Will you extract the entries word for word? Images should not appear in the copy.
* START *
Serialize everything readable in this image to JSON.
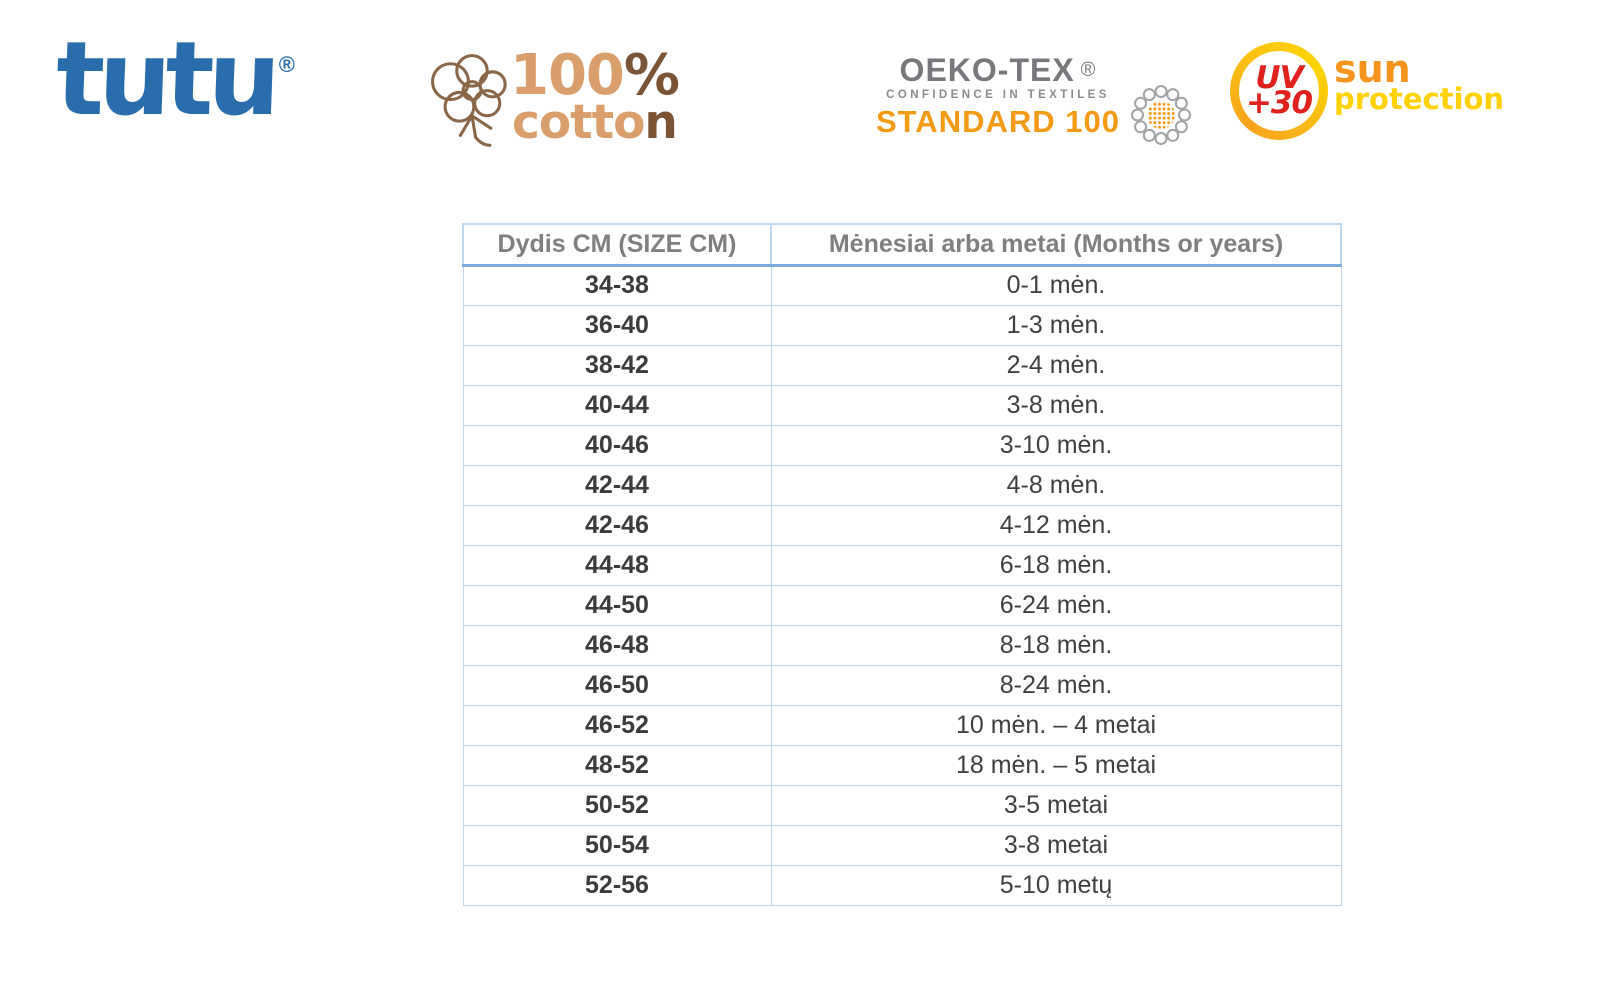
{
  "logos": {
    "tutu": {
      "wordmark": "tutu",
      "registered": "®",
      "color": "#2a6dad"
    },
    "cotton": {
      "label_100": "100%",
      "label_word": "cotton",
      "parts": {
        "num": "100",
        "pct": "%",
        "word_head": "cotto",
        "word_tail": "n"
      },
      "tan": "#d99e6c",
      "dark_brown": "#7b5435",
      "flower_brown": "#8a6647"
    },
    "oekotex": {
      "title": "OEKO-TEX",
      "registered": "®",
      "subtitle": "CONFIDENCE IN TEXTILES",
      "standard": "STANDARD 100",
      "gray": "#77787b",
      "orange": "#f49a15"
    },
    "uv": {
      "badge_line1": "UV",
      "badge_line2": "+30",
      "side_line1": "sun",
      "side_line2": "protection",
      "red": "#e0211c",
      "orange": "#f7941d",
      "yellow": "#ffd200"
    }
  },
  "table": {
    "headers": [
      "Dydis CM (SIZE CM)",
      "Mėnesiai arba metai (Months or years)"
    ],
    "rows": [
      [
        "34-38",
        "0-1 mėn."
      ],
      [
        "36-40",
        "1-3 mėn."
      ],
      [
        "38-42",
        "2-4 mėn."
      ],
      [
        "40-44",
        "3-8 mėn."
      ],
      [
        "40-46",
        "3-10 mėn."
      ],
      [
        "42-44",
        "4-8 mėn."
      ],
      [
        "42-46",
        "4-12 mėn."
      ],
      [
        "44-48",
        "6-18 mėn."
      ],
      [
        "44-50",
        "6-24 mėn."
      ],
      [
        "46-48",
        "8-18 mėn."
      ],
      [
        "46-50",
        "8-24 mėn."
      ],
      [
        "46-52",
        "10 mėn. – 4 metai"
      ],
      [
        "48-52",
        "18 mėn. – 5 metai"
      ],
      [
        "50-52",
        "3-5 metai"
      ],
      [
        "50-54",
        "3-8 metai"
      ],
      [
        "52-56",
        "5-10 metų"
      ]
    ],
    "border_light": "#bdd7ee",
    "border_accent": "#7aadde",
    "header_text_color": "#7f7f7f",
    "cell_text_color": "#3f3f3f"
  }
}
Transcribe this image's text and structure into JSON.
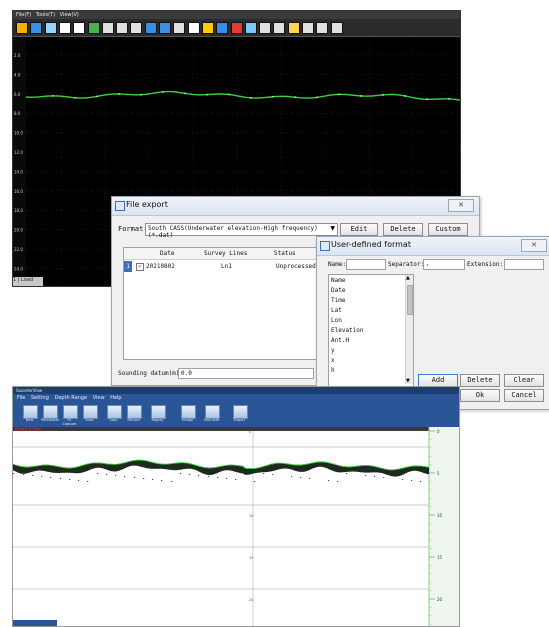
* END *
Complete output:
Serialize everything readable in this image to JSON.
{
  "logos": {
    "tutu": {
      "wordmark": "tutu",
      "registered": "®",
      "color": "#2a6dad"
    },
    "cotton": {
      "label_100": "100%",
      "label_word": "cotton",
      "parts": {
        "num": "100",
        "pct": "%",
        "word_head": "cotto",
        "word_tail": "n"
      },
      "tan": "#d99e6c",
      "dark_brown": "#7b5435",
      "flower_brown": "#8a6647"
    },
    "oekotex": {
      "title": "OEKO-TEX",
      "registered": "®",
      "subtitle": "CONFIDENCE IN TEXTILES",
      "standard": "STANDARD 100",
      "gray": "#77787b",
      "orange": "#f49a15"
    },
    "uv": {
      "badge_line1": "UV",
      "badge_line2": "+30",
      "side_line1": "sun",
      "side_line2": "protection",
      "red": "#e0211c",
      "orange": "#f7941d",
      "yellow": "#ffd200"
    }
  },
  "table": {
    "headers": [
      "Dydis CM (SIZE CM)",
      "Mėnesiai arba metai (Months or years)"
    ],
    "rows": [
      [
        "34-38",
        "0-1 mėn."
      ],
      [
        "36-40",
        "1-3 mėn."
      ],
      [
        "38-42",
        "2-4 mėn."
      ],
      [
        "40-44",
        "3-8 mėn."
      ],
      [
        "40-46",
        "3-10 mėn."
      ],
      [
        "42-44",
        "4-8 mėn."
      ],
      [
        "42-46",
        "4-12 mėn."
      ],
      [
        "44-48",
        "6-18 mėn."
      ],
      [
        "44-50",
        "6-24 mėn."
      ],
      [
        "46-48",
        "8-18 mėn."
      ],
      [
        "46-50",
        "8-24 mėn."
      ],
      [
        "46-52",
        "10 mėn. – 4 metai"
      ],
      [
        "48-52",
        "18 mėn. – 5 metai"
      ],
      [
        "50-52",
        "3-5 metai"
      ],
      [
        "50-54",
        "3-8 metai"
      ],
      [
        "52-56",
        "5-10 metų"
      ]
    ],
    "border_light": "#bdd7ee",
    "border_accent": "#7aadde",
    "header_text_color": "#7f7f7f",
    "cell_text_color": "#3f3f3f"
  }
}
Transcribe this image's text and structure into JSON.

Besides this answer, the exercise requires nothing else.